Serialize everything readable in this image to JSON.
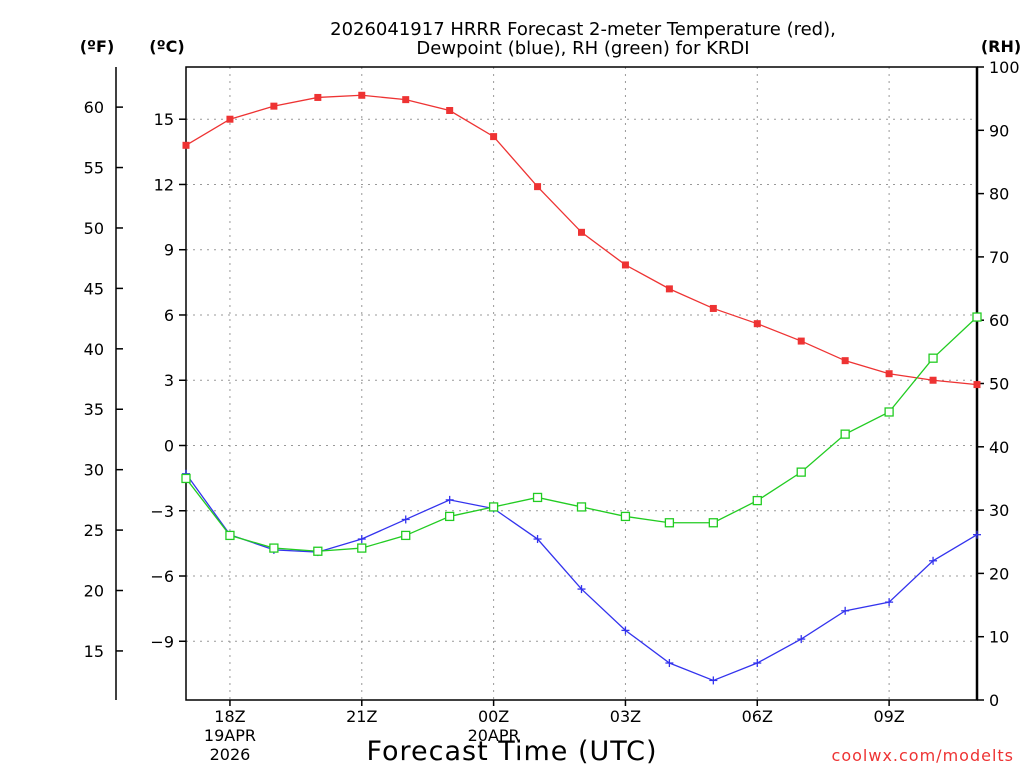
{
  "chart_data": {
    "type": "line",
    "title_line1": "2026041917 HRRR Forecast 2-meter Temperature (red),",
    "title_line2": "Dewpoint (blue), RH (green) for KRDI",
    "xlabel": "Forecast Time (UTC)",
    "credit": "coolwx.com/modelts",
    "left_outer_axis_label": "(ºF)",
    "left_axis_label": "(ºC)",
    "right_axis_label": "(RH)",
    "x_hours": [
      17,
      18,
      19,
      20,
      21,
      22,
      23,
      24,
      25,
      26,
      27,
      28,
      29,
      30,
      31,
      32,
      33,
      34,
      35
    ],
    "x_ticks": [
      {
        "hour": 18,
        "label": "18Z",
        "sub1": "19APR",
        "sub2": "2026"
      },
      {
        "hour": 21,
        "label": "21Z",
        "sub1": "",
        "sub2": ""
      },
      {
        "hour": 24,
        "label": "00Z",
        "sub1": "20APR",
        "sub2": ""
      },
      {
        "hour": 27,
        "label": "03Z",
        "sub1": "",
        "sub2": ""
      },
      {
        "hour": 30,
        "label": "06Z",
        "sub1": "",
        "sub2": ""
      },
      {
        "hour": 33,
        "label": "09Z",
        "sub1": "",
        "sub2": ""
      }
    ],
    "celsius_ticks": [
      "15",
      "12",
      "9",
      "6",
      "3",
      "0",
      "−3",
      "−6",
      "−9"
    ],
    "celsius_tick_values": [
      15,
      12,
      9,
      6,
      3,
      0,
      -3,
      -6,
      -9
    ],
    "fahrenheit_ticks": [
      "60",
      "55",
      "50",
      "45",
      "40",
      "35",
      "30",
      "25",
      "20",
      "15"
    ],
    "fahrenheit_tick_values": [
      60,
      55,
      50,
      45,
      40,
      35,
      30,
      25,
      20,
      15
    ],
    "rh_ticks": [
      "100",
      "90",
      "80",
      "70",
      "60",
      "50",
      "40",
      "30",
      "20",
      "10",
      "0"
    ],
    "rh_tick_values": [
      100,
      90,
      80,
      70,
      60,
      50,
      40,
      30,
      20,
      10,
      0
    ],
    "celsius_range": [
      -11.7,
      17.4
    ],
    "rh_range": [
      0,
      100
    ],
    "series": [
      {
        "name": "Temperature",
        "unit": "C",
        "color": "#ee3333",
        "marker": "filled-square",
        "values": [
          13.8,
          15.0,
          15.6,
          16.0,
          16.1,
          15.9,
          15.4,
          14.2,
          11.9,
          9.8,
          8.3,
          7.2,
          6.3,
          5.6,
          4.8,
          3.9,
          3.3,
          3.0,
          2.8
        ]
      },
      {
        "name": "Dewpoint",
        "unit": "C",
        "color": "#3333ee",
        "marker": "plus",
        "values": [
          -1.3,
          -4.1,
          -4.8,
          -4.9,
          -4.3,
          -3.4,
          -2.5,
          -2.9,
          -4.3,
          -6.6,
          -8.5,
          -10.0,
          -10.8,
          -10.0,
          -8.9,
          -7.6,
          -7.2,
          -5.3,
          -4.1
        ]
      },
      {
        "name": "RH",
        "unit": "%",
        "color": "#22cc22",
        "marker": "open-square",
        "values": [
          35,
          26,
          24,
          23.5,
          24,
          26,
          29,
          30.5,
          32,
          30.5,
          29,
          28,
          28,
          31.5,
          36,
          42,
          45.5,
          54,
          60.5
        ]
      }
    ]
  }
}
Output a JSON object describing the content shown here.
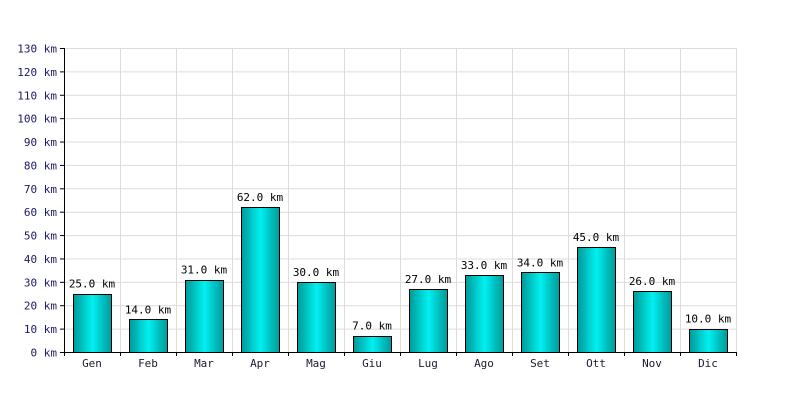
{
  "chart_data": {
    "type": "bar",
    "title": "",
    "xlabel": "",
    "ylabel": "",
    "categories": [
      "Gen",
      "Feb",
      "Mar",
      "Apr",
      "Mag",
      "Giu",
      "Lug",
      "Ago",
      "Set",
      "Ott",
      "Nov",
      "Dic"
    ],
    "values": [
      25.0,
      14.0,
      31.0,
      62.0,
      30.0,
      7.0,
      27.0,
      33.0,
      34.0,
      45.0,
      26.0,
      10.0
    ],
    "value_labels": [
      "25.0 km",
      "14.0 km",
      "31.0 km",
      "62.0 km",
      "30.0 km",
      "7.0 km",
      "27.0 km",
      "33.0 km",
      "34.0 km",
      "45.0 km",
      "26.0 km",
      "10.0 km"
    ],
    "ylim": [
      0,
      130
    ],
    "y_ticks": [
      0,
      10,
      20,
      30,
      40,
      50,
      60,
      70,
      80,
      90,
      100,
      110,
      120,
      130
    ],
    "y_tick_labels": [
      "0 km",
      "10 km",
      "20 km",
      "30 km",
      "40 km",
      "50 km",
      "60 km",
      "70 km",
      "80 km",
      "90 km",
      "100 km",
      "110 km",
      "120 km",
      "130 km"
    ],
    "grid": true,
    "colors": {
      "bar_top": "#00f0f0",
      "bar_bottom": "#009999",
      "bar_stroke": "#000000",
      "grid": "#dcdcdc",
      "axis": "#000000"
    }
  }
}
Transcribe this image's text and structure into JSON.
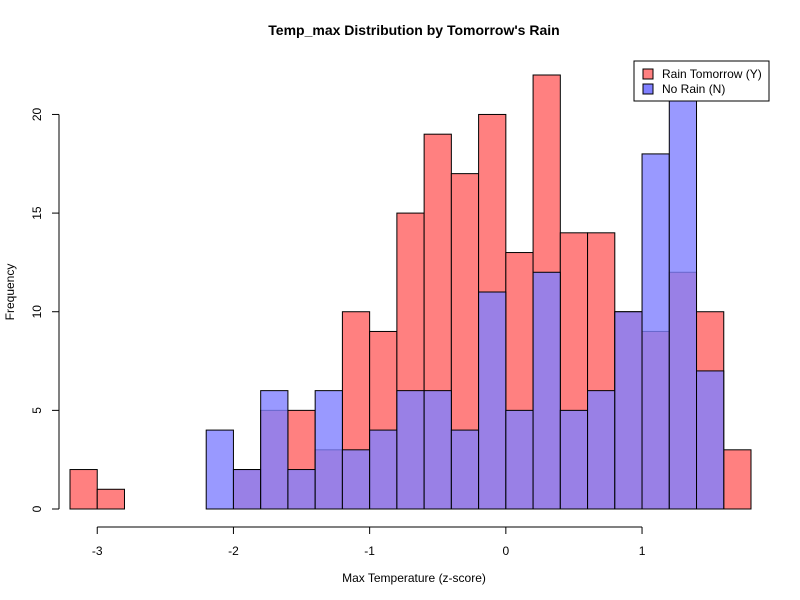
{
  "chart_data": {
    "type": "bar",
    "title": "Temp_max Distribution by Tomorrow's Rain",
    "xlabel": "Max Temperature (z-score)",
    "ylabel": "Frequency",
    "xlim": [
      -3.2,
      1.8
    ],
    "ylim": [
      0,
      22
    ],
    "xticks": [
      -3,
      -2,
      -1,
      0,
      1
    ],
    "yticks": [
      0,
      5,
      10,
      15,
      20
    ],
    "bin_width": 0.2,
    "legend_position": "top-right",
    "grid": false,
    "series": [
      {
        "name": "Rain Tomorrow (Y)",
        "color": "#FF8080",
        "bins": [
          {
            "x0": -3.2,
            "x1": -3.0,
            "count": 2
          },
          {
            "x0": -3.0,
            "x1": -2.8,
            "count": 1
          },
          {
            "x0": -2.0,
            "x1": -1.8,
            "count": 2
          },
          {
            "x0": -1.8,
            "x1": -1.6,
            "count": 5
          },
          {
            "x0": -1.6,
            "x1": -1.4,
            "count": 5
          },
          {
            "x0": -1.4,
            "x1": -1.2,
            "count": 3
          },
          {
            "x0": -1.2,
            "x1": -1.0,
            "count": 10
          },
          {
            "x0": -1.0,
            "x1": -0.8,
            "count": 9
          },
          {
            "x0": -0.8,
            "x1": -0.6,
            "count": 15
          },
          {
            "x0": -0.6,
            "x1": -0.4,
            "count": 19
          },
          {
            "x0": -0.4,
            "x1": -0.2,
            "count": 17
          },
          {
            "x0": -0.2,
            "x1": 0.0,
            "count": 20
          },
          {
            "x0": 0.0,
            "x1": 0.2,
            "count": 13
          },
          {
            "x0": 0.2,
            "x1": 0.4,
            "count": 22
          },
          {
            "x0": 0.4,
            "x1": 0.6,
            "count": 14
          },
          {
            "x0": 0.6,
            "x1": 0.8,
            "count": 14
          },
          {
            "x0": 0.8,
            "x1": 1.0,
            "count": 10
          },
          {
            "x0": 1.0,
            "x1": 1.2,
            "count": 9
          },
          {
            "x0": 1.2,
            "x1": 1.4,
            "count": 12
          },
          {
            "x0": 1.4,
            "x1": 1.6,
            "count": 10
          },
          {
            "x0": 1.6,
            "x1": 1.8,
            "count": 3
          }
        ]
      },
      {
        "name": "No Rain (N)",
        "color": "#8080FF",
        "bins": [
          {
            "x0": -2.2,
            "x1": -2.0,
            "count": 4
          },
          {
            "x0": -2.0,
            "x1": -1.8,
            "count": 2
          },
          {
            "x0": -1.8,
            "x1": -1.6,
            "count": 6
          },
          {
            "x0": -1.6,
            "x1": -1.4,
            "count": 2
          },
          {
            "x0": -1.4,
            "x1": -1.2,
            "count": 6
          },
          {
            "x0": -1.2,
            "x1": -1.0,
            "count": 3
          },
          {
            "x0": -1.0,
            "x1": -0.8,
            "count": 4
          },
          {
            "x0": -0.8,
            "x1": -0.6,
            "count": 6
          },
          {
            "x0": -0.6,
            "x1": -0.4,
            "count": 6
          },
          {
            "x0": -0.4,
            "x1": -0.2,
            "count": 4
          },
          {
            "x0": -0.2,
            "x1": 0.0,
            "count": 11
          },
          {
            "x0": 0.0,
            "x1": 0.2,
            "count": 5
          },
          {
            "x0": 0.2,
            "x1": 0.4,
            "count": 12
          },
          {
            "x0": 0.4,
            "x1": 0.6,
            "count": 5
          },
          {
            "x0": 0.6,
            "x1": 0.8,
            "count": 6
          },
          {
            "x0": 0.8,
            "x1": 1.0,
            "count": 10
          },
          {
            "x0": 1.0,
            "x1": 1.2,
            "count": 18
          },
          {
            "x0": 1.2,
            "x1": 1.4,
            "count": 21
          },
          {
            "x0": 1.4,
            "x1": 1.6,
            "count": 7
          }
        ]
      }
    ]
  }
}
# # # # #
Problem to solve: Take every line containing the word "Tomorrow" and copy it.

Task result:
    "title": "Temp_max Distribution by Tomorrow's Rain",
        "name": "Rain Tomorrow (Y)",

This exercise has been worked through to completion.